▶ _EXCERPTED RECORDS_:
## START
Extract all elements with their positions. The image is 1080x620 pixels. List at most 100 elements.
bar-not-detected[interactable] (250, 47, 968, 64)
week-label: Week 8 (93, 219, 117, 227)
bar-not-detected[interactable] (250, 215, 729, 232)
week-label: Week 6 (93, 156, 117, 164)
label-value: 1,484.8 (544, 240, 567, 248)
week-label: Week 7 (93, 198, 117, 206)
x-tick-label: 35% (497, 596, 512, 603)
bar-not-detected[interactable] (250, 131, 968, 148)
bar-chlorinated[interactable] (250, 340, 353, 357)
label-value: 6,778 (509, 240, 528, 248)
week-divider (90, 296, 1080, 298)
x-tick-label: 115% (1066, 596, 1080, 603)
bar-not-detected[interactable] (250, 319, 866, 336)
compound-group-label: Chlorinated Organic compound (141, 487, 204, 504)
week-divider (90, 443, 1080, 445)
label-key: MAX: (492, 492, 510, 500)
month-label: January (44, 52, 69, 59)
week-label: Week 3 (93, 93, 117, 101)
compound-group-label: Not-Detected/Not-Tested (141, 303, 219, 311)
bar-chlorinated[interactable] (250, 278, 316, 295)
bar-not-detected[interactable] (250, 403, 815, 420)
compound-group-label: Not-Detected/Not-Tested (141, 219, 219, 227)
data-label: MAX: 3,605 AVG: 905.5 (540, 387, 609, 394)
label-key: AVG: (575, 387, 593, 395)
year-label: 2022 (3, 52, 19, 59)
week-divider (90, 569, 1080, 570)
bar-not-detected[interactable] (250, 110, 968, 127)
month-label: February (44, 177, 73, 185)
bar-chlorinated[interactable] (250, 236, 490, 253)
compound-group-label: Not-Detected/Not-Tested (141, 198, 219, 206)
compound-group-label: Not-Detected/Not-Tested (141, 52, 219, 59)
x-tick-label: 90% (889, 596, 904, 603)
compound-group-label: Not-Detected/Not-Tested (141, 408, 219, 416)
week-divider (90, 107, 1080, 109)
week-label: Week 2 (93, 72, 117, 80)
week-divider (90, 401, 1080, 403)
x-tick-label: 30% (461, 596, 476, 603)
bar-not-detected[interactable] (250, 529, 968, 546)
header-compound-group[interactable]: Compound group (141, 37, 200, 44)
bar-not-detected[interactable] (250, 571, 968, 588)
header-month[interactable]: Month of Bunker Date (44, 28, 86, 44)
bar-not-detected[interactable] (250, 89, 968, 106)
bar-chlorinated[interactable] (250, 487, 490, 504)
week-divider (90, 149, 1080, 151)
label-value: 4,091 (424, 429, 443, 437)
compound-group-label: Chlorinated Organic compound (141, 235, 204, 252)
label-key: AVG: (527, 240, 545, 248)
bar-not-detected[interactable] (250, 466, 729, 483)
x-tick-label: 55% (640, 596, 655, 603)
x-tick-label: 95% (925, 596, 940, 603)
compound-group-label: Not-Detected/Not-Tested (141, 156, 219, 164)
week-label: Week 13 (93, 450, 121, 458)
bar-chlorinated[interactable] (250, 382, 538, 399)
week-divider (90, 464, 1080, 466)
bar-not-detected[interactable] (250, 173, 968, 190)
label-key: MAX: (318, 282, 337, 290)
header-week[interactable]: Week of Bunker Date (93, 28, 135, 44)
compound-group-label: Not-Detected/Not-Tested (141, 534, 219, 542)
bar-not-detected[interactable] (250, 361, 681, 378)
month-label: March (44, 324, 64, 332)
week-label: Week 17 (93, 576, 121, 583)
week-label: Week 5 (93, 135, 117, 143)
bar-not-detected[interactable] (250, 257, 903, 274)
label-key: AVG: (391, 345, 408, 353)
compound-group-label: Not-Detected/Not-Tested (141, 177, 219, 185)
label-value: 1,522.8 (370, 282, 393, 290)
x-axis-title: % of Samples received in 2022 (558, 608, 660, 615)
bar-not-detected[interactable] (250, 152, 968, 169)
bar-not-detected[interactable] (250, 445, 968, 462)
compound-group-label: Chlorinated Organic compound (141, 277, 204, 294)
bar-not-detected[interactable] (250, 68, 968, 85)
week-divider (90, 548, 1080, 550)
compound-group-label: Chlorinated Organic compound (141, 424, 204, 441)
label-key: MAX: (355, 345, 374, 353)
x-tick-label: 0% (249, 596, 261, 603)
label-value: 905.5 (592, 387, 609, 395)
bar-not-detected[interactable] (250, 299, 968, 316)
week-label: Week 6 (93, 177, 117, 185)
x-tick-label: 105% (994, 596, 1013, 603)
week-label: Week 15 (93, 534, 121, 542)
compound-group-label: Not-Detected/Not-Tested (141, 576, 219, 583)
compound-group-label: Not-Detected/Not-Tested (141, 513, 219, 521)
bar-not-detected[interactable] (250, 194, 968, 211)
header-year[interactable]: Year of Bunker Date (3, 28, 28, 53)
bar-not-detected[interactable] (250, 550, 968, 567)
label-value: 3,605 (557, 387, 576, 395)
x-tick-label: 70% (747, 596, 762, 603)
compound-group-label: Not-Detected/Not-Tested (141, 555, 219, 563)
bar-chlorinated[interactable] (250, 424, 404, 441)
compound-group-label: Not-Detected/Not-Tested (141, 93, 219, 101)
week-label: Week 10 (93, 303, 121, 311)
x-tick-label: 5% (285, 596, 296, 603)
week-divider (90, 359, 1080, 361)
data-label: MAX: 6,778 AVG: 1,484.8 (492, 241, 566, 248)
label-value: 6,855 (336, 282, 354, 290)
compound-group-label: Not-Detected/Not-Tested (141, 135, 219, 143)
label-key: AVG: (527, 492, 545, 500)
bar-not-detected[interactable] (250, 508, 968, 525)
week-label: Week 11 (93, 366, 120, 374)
## END
## START
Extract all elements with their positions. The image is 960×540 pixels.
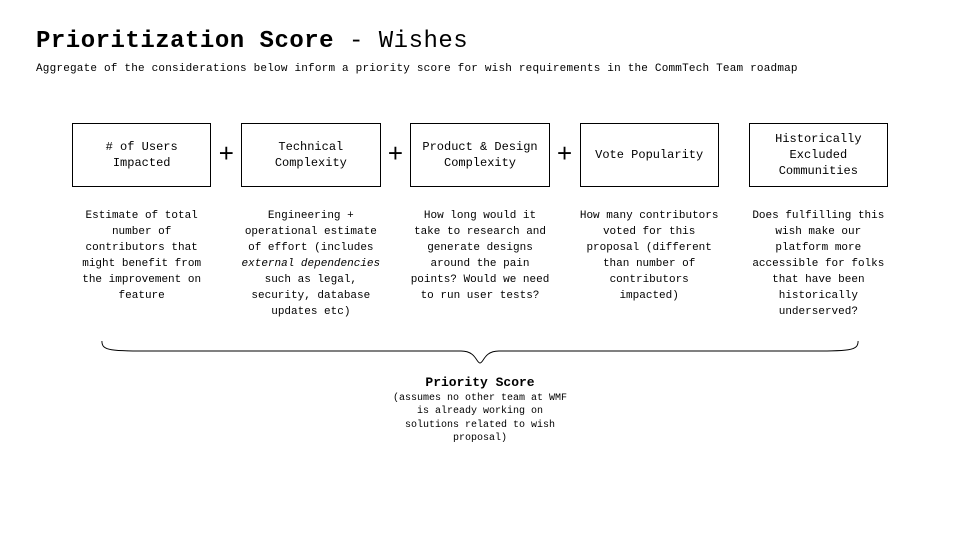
## END
▶ _WHAT THIS TASK INVOLVES_: Please gather each line from the items above that contains the string "elements". Case matters.

▶ _THE RESPONSE_:
Extract all elements with their positions. The image is 1080x620 pixels. List at most 100 elements.
Extract all elements with their positions. The image is 960×540 pixels.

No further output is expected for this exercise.